Exercise
Each line below should be quoted exactly, please.

(Figure data in JSON)
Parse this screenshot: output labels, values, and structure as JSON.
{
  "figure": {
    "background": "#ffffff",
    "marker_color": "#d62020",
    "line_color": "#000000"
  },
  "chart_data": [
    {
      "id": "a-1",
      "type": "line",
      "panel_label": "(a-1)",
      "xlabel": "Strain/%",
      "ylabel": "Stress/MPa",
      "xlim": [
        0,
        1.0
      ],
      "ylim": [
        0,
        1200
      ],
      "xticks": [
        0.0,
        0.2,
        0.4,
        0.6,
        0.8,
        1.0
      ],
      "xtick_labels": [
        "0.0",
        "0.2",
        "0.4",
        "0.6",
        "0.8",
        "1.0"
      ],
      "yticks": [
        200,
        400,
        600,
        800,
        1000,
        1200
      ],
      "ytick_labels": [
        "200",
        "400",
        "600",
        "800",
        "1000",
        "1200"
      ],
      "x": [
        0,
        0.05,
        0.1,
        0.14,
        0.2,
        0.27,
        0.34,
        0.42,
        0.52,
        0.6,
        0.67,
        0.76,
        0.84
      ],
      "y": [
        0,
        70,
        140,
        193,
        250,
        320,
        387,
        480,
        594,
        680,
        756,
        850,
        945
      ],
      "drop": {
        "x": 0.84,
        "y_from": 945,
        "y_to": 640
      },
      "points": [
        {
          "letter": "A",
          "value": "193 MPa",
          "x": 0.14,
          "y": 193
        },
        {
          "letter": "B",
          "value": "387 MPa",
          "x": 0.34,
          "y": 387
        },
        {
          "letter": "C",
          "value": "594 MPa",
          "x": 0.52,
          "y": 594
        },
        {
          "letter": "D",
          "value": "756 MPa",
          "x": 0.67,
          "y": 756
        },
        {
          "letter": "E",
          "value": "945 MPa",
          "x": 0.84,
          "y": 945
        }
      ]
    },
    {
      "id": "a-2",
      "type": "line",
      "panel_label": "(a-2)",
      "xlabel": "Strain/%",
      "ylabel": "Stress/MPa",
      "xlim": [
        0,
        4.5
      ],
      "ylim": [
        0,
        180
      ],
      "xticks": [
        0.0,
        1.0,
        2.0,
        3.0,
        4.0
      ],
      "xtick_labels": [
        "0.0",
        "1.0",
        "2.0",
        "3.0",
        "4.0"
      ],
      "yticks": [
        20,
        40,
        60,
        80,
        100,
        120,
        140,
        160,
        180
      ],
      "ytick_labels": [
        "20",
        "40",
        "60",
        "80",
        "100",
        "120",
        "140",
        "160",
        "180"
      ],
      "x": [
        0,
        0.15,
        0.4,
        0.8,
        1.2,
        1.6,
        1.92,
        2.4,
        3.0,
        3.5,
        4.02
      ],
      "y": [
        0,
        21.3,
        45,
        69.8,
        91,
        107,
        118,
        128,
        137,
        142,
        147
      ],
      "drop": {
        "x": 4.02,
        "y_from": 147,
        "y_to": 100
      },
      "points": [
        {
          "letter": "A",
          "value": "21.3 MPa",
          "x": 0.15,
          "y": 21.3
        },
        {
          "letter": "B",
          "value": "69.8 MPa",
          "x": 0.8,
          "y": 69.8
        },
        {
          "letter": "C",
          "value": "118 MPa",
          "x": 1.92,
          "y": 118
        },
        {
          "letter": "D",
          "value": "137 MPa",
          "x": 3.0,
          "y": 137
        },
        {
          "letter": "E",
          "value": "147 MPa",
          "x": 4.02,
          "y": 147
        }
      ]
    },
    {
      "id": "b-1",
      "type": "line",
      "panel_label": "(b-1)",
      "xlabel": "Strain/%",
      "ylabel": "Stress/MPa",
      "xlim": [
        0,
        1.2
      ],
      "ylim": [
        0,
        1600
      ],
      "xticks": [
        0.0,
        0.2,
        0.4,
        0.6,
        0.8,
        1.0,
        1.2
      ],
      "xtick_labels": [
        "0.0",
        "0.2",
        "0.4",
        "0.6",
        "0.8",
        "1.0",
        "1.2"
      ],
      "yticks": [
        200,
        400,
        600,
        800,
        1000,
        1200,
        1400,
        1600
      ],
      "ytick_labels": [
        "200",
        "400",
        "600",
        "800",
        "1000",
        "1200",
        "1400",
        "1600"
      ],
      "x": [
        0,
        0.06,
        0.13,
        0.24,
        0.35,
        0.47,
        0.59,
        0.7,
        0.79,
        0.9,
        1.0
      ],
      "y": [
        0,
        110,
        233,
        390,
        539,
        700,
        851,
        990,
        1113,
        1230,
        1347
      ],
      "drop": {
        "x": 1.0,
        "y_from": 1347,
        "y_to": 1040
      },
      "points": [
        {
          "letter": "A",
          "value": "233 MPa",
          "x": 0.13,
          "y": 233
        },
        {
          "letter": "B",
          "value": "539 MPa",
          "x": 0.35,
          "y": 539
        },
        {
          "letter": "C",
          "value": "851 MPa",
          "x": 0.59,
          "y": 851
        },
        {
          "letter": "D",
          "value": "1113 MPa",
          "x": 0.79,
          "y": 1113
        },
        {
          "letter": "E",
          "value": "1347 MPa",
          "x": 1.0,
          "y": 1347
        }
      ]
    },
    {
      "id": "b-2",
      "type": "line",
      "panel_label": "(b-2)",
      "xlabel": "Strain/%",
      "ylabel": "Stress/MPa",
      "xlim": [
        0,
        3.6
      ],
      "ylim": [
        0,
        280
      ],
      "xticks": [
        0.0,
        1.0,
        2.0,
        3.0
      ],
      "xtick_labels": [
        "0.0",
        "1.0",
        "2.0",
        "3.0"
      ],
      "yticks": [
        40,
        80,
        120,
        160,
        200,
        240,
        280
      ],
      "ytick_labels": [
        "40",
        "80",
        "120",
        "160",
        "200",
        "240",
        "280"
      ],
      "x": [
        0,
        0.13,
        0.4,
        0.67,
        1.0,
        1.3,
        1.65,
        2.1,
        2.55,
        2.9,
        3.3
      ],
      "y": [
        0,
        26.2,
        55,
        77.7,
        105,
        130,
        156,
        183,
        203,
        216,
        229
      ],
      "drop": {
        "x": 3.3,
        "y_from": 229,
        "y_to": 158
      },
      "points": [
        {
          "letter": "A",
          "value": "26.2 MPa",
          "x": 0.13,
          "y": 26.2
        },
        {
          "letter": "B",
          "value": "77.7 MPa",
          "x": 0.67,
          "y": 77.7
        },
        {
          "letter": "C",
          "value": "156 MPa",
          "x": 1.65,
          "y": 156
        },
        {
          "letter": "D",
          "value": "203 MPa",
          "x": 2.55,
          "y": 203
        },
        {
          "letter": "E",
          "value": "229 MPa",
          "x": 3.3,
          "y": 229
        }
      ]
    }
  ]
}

Result of this exercise
Parse this screenshot: output labels, values, and structure as JSON.
{
  "figure": {
    "background": "#ffffff",
    "marker_color": "#d62020",
    "line_color": "#000000"
  },
  "chart_data": [
    {
      "id": "a-1",
      "type": "line",
      "panel_label": "(a-1)",
      "xlabel": "Strain/%",
      "ylabel": "Stress/MPa",
      "xlim": [
        0,
        1.0
      ],
      "ylim": [
        0,
        1200
      ],
      "xticks": [
        0.0,
        0.2,
        0.4,
        0.6,
        0.8,
        1.0
      ],
      "xtick_labels": [
        "0.0",
        "0.2",
        "0.4",
        "0.6",
        "0.8",
        "1.0"
      ],
      "yticks": [
        200,
        400,
        600,
        800,
        1000,
        1200
      ],
      "ytick_labels": [
        "200",
        "400",
        "600",
        "800",
        "1000",
        "1200"
      ],
      "x": [
        0,
        0.05,
        0.1,
        0.14,
        0.2,
        0.27,
        0.34,
        0.42,
        0.52,
        0.6,
        0.67,
        0.76,
        0.84
      ],
      "y": [
        0,
        70,
        140,
        193,
        250,
        320,
        387,
        480,
        594,
        680,
        756,
        850,
        945
      ],
      "drop": {
        "x": 0.84,
        "y_from": 945,
        "y_to": 640
      },
      "points": [
        {
          "letter": "A",
          "value": "193 MPa",
          "x": 0.14,
          "y": 193
        },
        {
          "letter": "B",
          "value": "387 MPa",
          "x": 0.34,
          "y": 387
        },
        {
          "letter": "C",
          "value": "594 MPa",
          "x": 0.52,
          "y": 594
        },
        {
          "letter": "D",
          "value": "756 MPa",
          "x": 0.67,
          "y": 756
        },
        {
          "letter": "E",
          "value": "945 MPa",
          "x": 0.84,
          "y": 945
        }
      ]
    },
    {
      "id": "a-2",
      "type": "line",
      "panel_label": "(a-2)",
      "xlabel": "Strain/%",
      "ylabel": "Stress/MPa",
      "xlim": [
        0,
        4.5
      ],
      "ylim": [
        0,
        180
      ],
      "xticks": [
        0.0,
        1.0,
        2.0,
        3.0,
        4.0
      ],
      "xtick_labels": [
        "0.0",
        "1.0",
        "2.0",
        "3.0",
        "4.0"
      ],
      "yticks": [
        20,
        40,
        60,
        80,
        100,
        120,
        140,
        160,
        180
      ],
      "ytick_labels": [
        "20",
        "40",
        "60",
        "80",
        "100",
        "120",
        "140",
        "160",
        "180"
      ],
      "x": [
        0,
        0.15,
        0.4,
        0.8,
        1.2,
        1.6,
        1.92,
        2.4,
        3.0,
        3.5,
        4.02
      ],
      "y": [
        0,
        21.3,
        45,
        69.8,
        91,
        107,
        118,
        128,
        137,
        142,
        147
      ],
      "drop": {
        "x": 4.02,
        "y_from": 147,
        "y_to": 100
      },
      "points": [
        {
          "letter": "A",
          "value": "21.3 MPa",
          "x": 0.15,
          "y": 21.3
        },
        {
          "letter": "B",
          "value": "69.8 MPa",
          "x": 0.8,
          "y": 69.8
        },
        {
          "letter": "C",
          "value": "118 MPa",
          "x": 1.92,
          "y": 118
        },
        {
          "letter": "D",
          "value": "137 MPa",
          "x": 3.0,
          "y": 137
        },
        {
          "letter": "E",
          "value": "147 MPa",
          "x": 4.02,
          "y": 147
        }
      ]
    },
    {
      "id": "b-1",
      "type": "line",
      "panel_label": "(b-1)",
      "xlabel": "Strain/%",
      "ylabel": "Stress/MPa",
      "xlim": [
        0,
        1.2
      ],
      "ylim": [
        0,
        1600
      ],
      "xticks": [
        0.0,
        0.2,
        0.4,
        0.6,
        0.8,
        1.0,
        1.2
      ],
      "xtick_labels": [
        "0.0",
        "0.2",
        "0.4",
        "0.6",
        "0.8",
        "1.0",
        "1.2"
      ],
      "yticks": [
        200,
        400,
        600,
        800,
        1000,
        1200,
        1400,
        1600
      ],
      "ytick_labels": [
        "200",
        "400",
        "600",
        "800",
        "1000",
        "1200",
        "1400",
        "1600"
      ],
      "x": [
        0,
        0.06,
        0.13,
        0.24,
        0.35,
        0.47,
        0.59,
        0.7,
        0.79,
        0.9,
        1.0
      ],
      "y": [
        0,
        110,
        233,
        390,
        539,
        700,
        851,
        990,
        1113,
        1230,
        1347
      ],
      "drop": {
        "x": 1.0,
        "y_from": 1347,
        "y_to": 1040
      },
      "points": [
        {
          "letter": "A",
          "value": "233 MPa",
          "x": 0.13,
          "y": 233
        },
        {
          "letter": "B",
          "value": "539 MPa",
          "x": 0.35,
          "y": 539
        },
        {
          "letter": "C",
          "value": "851 MPa",
          "x": 0.59,
          "y": 851
        },
        {
          "letter": "D",
          "value": "1113 MPa",
          "x": 0.79,
          "y": 1113
        },
        {
          "letter": "E",
          "value": "1347 MPa",
          "x": 1.0,
          "y": 1347
        }
      ]
    },
    {
      "id": "b-2",
      "type": "line",
      "panel_label": "(b-2)",
      "xlabel": "Strain/%",
      "ylabel": "Stress/MPa",
      "xlim": [
        0,
        3.6
      ],
      "ylim": [
        0,
        280
      ],
      "xticks": [
        0.0,
        1.0,
        2.0,
        3.0
      ],
      "xtick_labels": [
        "0.0",
        "1.0",
        "2.0",
        "3.0"
      ],
      "yticks": [
        40,
        80,
        120,
        160,
        200,
        240,
        280
      ],
      "ytick_labels": [
        "40",
        "80",
        "120",
        "160",
        "200",
        "240",
        "280"
      ],
      "x": [
        0,
        0.13,
        0.4,
        0.67,
        1.0,
        1.3,
        1.65,
        2.1,
        2.55,
        2.9,
        3.3
      ],
      "y": [
        0,
        26.2,
        55,
        77.7,
        105,
        130,
        156,
        183,
        203,
        216,
        229
      ],
      "drop": {
        "x": 3.3,
        "y_from": 229,
        "y_to": 158
      },
      "points": [
        {
          "letter": "A",
          "value": "26.2 MPa",
          "x": 0.13,
          "y": 26.2
        },
        {
          "letter": "B",
          "value": "77.7 MPa",
          "x": 0.67,
          "y": 77.7
        },
        {
          "letter": "C",
          "value": "156 MPa",
          "x": 1.65,
          "y": 156
        },
        {
          "letter": "D",
          "value": "203 MPa",
          "x": 2.55,
          "y": 203
        },
        {
          "letter": "E",
          "value": "229 MPa",
          "x": 3.3,
          "y": 229
        }
      ]
    }
  ]
}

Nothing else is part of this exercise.